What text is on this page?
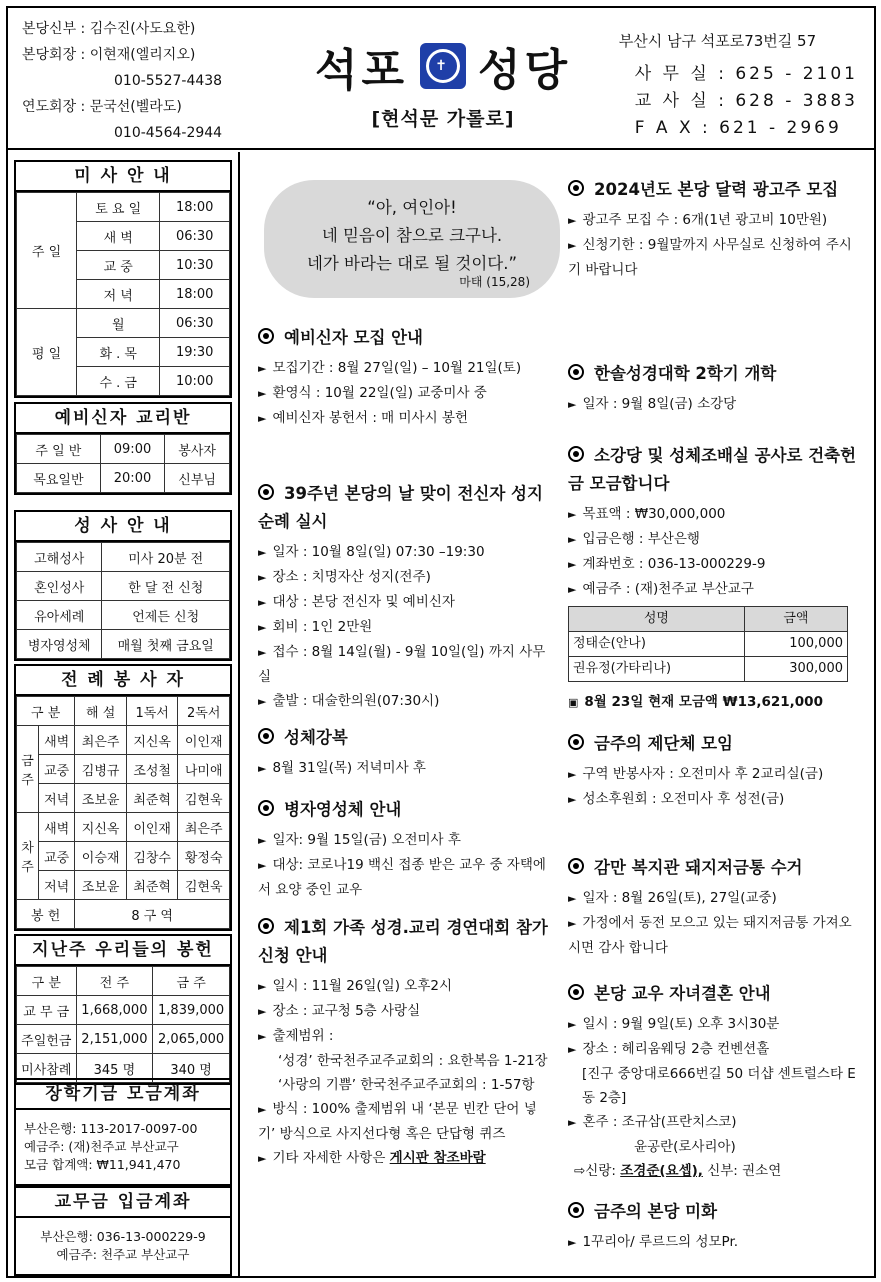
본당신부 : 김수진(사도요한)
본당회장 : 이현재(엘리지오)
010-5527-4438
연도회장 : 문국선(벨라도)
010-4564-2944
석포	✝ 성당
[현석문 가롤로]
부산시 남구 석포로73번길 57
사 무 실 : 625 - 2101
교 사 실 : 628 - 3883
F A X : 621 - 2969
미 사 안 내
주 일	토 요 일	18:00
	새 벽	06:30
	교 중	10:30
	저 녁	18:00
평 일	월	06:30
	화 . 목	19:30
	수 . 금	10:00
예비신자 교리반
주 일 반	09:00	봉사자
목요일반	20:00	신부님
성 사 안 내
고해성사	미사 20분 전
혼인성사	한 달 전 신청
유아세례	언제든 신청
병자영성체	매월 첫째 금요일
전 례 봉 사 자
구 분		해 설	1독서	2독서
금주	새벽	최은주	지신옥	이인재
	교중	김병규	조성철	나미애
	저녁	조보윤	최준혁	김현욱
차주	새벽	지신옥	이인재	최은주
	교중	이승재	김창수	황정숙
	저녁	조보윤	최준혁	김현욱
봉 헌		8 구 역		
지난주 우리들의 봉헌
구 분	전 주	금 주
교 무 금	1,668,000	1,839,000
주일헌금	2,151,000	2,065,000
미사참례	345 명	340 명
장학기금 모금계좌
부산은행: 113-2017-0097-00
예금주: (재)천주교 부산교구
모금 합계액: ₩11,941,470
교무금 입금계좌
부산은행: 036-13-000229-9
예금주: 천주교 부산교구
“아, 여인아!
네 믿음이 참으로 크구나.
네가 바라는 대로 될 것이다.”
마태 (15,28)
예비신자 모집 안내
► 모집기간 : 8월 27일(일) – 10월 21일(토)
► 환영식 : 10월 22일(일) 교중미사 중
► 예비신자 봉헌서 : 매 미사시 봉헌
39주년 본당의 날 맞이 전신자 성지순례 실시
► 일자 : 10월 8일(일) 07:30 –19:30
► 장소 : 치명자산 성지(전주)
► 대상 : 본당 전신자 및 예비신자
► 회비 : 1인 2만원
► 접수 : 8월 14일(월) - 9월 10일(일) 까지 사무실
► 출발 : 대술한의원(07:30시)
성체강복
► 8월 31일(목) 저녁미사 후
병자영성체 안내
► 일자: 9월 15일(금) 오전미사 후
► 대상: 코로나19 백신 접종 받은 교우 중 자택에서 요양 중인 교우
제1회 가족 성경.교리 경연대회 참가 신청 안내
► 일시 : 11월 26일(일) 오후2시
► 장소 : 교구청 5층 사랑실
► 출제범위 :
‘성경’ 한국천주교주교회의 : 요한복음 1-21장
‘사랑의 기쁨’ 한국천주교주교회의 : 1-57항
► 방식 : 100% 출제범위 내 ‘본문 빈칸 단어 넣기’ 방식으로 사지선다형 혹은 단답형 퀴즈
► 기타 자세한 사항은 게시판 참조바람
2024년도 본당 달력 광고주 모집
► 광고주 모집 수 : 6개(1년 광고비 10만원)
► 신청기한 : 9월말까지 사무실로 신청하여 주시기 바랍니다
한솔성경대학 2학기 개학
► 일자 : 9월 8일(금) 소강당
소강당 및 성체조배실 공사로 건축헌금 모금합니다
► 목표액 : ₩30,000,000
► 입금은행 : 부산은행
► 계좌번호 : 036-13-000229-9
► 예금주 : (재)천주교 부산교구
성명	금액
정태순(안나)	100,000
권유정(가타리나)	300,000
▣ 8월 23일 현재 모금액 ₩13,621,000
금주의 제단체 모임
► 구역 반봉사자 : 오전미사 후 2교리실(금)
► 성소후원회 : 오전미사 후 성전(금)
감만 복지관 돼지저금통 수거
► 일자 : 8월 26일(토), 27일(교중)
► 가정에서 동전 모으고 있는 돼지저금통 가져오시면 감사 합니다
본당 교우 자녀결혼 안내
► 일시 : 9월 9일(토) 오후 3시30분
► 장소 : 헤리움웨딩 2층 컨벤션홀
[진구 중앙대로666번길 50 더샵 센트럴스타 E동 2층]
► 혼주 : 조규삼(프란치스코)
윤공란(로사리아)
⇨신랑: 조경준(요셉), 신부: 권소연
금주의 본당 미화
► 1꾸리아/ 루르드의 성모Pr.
━━━━━━━━━━━━━━━━
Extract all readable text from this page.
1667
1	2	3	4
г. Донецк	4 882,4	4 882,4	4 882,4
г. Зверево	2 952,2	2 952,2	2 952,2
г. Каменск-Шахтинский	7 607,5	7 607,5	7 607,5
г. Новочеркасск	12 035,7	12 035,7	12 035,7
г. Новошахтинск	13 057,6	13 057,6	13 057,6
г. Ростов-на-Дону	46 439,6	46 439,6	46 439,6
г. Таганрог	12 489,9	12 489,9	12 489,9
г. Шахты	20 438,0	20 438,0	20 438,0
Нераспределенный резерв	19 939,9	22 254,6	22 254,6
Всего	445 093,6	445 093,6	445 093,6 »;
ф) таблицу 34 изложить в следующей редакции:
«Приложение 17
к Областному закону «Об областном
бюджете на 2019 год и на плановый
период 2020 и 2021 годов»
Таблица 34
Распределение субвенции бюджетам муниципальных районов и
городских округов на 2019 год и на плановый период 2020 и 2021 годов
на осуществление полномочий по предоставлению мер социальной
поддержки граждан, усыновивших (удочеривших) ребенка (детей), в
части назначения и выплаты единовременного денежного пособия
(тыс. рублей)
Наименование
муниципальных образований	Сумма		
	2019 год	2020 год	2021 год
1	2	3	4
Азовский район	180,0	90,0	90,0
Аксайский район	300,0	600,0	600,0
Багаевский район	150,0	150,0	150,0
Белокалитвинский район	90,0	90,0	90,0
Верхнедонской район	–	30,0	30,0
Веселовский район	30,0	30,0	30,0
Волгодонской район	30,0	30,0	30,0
━━━━━━━━━━━━━━━━
EXERCISE GOAL: Your task is to pick out every line with the string "page" and copy it.

SOLUTION FOR THIS PROBLEM:
What text is on this page?
Extract all readable text from this page.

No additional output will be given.